Print out each record below, unaltered and complete, without its images.
#### Data supplied ####
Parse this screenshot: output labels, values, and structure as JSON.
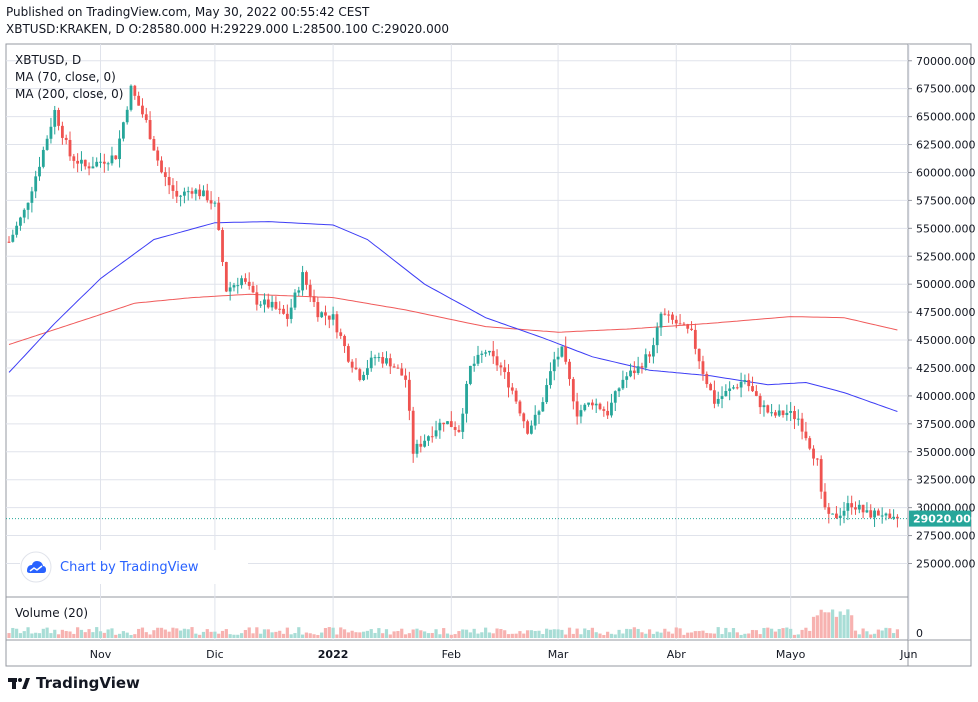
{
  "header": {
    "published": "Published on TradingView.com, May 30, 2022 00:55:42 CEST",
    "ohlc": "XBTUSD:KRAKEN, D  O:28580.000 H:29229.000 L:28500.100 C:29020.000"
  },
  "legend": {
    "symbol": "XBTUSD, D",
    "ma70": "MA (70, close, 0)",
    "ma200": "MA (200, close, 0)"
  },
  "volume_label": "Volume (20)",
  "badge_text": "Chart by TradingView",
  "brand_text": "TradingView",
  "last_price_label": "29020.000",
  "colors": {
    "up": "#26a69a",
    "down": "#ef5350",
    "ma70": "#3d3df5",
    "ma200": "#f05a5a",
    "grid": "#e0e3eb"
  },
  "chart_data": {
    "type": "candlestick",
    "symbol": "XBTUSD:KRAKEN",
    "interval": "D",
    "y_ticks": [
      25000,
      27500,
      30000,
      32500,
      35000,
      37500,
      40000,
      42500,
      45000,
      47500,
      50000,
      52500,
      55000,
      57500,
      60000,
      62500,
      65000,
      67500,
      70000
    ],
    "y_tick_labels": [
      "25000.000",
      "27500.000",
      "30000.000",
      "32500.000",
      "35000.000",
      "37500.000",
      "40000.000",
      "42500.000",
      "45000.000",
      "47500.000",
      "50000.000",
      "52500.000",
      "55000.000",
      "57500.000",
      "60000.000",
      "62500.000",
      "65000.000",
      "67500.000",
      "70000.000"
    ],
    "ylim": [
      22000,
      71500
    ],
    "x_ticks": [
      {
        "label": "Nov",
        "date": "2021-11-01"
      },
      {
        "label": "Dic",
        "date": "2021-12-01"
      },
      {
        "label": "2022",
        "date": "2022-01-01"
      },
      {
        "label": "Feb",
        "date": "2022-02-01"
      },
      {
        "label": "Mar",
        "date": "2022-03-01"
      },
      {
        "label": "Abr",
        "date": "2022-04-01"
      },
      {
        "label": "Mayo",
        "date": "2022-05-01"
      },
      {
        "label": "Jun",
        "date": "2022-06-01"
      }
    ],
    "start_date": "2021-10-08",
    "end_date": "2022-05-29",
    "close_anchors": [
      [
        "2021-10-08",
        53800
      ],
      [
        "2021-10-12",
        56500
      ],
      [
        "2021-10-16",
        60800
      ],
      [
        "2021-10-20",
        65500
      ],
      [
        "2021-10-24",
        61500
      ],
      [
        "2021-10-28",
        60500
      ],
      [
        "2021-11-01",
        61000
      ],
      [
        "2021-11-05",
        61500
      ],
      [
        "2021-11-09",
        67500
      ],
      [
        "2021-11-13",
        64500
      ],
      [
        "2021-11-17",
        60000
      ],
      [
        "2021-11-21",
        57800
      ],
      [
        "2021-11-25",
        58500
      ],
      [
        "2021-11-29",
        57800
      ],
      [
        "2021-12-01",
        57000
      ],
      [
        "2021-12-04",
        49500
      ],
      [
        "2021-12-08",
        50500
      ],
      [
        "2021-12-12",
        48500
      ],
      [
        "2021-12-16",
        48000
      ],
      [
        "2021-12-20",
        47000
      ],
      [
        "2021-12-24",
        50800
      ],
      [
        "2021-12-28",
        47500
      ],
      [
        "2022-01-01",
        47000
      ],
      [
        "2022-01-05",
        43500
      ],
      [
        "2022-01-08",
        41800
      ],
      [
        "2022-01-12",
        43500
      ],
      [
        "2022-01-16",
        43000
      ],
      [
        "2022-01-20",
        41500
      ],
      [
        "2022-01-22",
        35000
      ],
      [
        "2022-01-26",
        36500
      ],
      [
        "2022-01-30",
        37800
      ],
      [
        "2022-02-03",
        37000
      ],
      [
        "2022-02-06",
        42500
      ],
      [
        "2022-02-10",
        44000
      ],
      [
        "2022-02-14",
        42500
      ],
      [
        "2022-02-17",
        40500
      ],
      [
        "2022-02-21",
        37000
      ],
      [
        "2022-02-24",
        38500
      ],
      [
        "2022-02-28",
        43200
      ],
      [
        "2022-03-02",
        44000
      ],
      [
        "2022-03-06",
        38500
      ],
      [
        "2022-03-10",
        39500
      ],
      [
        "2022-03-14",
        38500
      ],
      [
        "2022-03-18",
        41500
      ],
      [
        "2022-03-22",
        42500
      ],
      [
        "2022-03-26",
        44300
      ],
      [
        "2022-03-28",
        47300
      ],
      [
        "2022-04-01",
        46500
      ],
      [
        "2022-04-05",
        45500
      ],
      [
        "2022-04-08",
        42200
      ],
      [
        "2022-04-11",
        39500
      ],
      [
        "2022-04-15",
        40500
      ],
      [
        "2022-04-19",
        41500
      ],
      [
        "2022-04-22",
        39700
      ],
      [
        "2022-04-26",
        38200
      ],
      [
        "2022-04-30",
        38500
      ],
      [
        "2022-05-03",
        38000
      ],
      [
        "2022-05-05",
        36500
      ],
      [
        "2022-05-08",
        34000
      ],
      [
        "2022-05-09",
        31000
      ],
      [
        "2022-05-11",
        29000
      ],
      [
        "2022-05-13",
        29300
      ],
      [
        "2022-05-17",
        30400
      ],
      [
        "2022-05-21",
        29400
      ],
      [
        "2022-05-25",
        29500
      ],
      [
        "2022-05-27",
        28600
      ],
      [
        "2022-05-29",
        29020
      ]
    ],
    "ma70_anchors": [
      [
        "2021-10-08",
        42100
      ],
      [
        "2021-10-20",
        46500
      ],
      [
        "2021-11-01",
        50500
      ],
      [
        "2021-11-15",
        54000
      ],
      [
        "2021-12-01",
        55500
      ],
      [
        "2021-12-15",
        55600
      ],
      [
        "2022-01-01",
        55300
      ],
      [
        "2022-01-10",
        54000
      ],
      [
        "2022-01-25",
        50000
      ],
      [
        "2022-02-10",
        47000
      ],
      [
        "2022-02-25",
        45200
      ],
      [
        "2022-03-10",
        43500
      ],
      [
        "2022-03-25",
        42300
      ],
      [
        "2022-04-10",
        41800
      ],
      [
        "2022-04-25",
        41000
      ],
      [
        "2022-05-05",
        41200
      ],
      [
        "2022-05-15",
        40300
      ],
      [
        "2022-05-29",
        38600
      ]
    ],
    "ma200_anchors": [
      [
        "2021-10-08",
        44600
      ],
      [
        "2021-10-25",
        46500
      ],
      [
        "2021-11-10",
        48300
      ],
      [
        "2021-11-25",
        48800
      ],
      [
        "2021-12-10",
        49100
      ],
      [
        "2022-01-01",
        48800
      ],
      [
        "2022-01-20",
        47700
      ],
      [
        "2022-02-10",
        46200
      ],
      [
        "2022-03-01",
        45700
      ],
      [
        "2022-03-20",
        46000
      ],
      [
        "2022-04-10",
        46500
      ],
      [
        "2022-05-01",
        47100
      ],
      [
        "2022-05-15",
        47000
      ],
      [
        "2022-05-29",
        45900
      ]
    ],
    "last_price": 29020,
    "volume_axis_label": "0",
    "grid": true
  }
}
####
| Full response |
Parse this screenshot: output labels, values, and structure as JSON.
{
  "header": {
    "published": "Published on TradingView.com, May 30, 2022 00:55:42 CEST",
    "ohlc": "XBTUSD:KRAKEN, D  O:28580.000 H:29229.000 L:28500.100 C:29020.000"
  },
  "legend": {
    "symbol": "XBTUSD, D",
    "ma70": "MA (70, close, 0)",
    "ma200": "MA (200, close, 0)"
  },
  "volume_label": "Volume (20)",
  "badge_text": "Chart by TradingView",
  "brand_text": "TradingView",
  "last_price_label": "29020.000",
  "colors": {
    "up": "#26a69a",
    "down": "#ef5350",
    "ma70": "#3d3df5",
    "ma200": "#f05a5a",
    "grid": "#e0e3eb"
  },
  "chart_data": {
    "type": "candlestick",
    "symbol": "XBTUSD:KRAKEN",
    "interval": "D",
    "y_ticks": [
      25000,
      27500,
      30000,
      32500,
      35000,
      37500,
      40000,
      42500,
      45000,
      47500,
      50000,
      52500,
      55000,
      57500,
      60000,
      62500,
      65000,
      67500,
      70000
    ],
    "y_tick_labels": [
      "25000.000",
      "27500.000",
      "30000.000",
      "32500.000",
      "35000.000",
      "37500.000",
      "40000.000",
      "42500.000",
      "45000.000",
      "47500.000",
      "50000.000",
      "52500.000",
      "55000.000",
      "57500.000",
      "60000.000",
      "62500.000",
      "65000.000",
      "67500.000",
      "70000.000"
    ],
    "ylim": [
      22000,
      71500
    ],
    "x_ticks": [
      {
        "label": "Nov",
        "date": "2021-11-01"
      },
      {
        "label": "Dic",
        "date": "2021-12-01"
      },
      {
        "label": "2022",
        "date": "2022-01-01"
      },
      {
        "label": "Feb",
        "date": "2022-02-01"
      },
      {
        "label": "Mar",
        "date": "2022-03-01"
      },
      {
        "label": "Abr",
        "date": "2022-04-01"
      },
      {
        "label": "Mayo",
        "date": "2022-05-01"
      },
      {
        "label": "Jun",
        "date": "2022-06-01"
      }
    ],
    "start_date": "2021-10-08",
    "end_date": "2022-05-29",
    "close_anchors": [
      [
        "2021-10-08",
        53800
      ],
      [
        "2021-10-12",
        56500
      ],
      [
        "2021-10-16",
        60800
      ],
      [
        "2021-10-20",
        65500
      ],
      [
        "2021-10-24",
        61500
      ],
      [
        "2021-10-28",
        60500
      ],
      [
        "2021-11-01",
        61000
      ],
      [
        "2021-11-05",
        61500
      ],
      [
        "2021-11-09",
        67500
      ],
      [
        "2021-11-13",
        64500
      ],
      [
        "2021-11-17",
        60000
      ],
      [
        "2021-11-21",
        57800
      ],
      [
        "2021-11-25",
        58500
      ],
      [
        "2021-11-29",
        57800
      ],
      [
        "2021-12-01",
        57000
      ],
      [
        "2021-12-04",
        49500
      ],
      [
        "2021-12-08",
        50500
      ],
      [
        "2021-12-12",
        48500
      ],
      [
        "2021-12-16",
        48000
      ],
      [
        "2021-12-20",
        47000
      ],
      [
        "2021-12-24",
        50800
      ],
      [
        "2021-12-28",
        47500
      ],
      [
        "2022-01-01",
        47000
      ],
      [
        "2022-01-05",
        43500
      ],
      [
        "2022-01-08",
        41800
      ],
      [
        "2022-01-12",
        43500
      ],
      [
        "2022-01-16",
        43000
      ],
      [
        "2022-01-20",
        41500
      ],
      [
        "2022-01-22",
        35000
      ],
      [
        "2022-01-26",
        36500
      ],
      [
        "2022-01-30",
        37800
      ],
      [
        "2022-02-03",
        37000
      ],
      [
        "2022-02-06",
        42500
      ],
      [
        "2022-02-10",
        44000
      ],
      [
        "2022-02-14",
        42500
      ],
      [
        "2022-02-17",
        40500
      ],
      [
        "2022-02-21",
        37000
      ],
      [
        "2022-02-24",
        38500
      ],
      [
        "2022-02-28",
        43200
      ],
      [
        "2022-03-02",
        44000
      ],
      [
        "2022-03-06",
        38500
      ],
      [
        "2022-03-10",
        39500
      ],
      [
        "2022-03-14",
        38500
      ],
      [
        "2022-03-18",
        41500
      ],
      [
        "2022-03-22",
        42500
      ],
      [
        "2022-03-26",
        44300
      ],
      [
        "2022-03-28",
        47300
      ],
      [
        "2022-04-01",
        46500
      ],
      [
        "2022-04-05",
        45500
      ],
      [
        "2022-04-08",
        42200
      ],
      [
        "2022-04-11",
        39500
      ],
      [
        "2022-04-15",
        40500
      ],
      [
        "2022-04-19",
        41500
      ],
      [
        "2022-04-22",
        39700
      ],
      [
        "2022-04-26",
        38200
      ],
      [
        "2022-04-30",
        38500
      ],
      [
        "2022-05-03",
        38000
      ],
      [
        "2022-05-05",
        36500
      ],
      [
        "2022-05-08",
        34000
      ],
      [
        "2022-05-09",
        31000
      ],
      [
        "2022-05-11",
        29000
      ],
      [
        "2022-05-13",
        29300
      ],
      [
        "2022-05-17",
        30400
      ],
      [
        "2022-05-21",
        29400
      ],
      [
        "2022-05-25",
        29500
      ],
      [
        "2022-05-27",
        28600
      ],
      [
        "2022-05-29",
        29020
      ]
    ],
    "ma70_anchors": [
      [
        "2021-10-08",
        42100
      ],
      [
        "2021-10-20",
        46500
      ],
      [
        "2021-11-01",
        50500
      ],
      [
        "2021-11-15",
        54000
      ],
      [
        "2021-12-01",
        55500
      ],
      [
        "2021-12-15",
        55600
      ],
      [
        "2022-01-01",
        55300
      ],
      [
        "2022-01-10",
        54000
      ],
      [
        "2022-01-25",
        50000
      ],
      [
        "2022-02-10",
        47000
      ],
      [
        "2022-02-25",
        45200
      ],
      [
        "2022-03-10",
        43500
      ],
      [
        "2022-03-25",
        42300
      ],
      [
        "2022-04-10",
        41800
      ],
      [
        "2022-04-25",
        41000
      ],
      [
        "2022-05-05",
        41200
      ],
      [
        "2022-05-15",
        40300
      ],
      [
        "2022-05-29",
        38600
      ]
    ],
    "ma200_anchors": [
      [
        "2021-10-08",
        44600
      ],
      [
        "2021-10-25",
        46500
      ],
      [
        "2021-11-10",
        48300
      ],
      [
        "2021-11-25",
        48800
      ],
      [
        "2021-12-10",
        49100
      ],
      [
        "2022-01-01",
        48800
      ],
      [
        "2022-01-20",
        47700
      ],
      [
        "2022-02-10",
        46200
      ],
      [
        "2022-03-01",
        45700
      ],
      [
        "2022-03-20",
        46000
      ],
      [
        "2022-04-10",
        46500
      ],
      [
        "2022-05-01",
        47100
      ],
      [
        "2022-05-15",
        47000
      ],
      [
        "2022-05-29",
        45900
      ]
    ],
    "last_price": 29020,
    "volume_axis_label": "0",
    "grid": true
  }
}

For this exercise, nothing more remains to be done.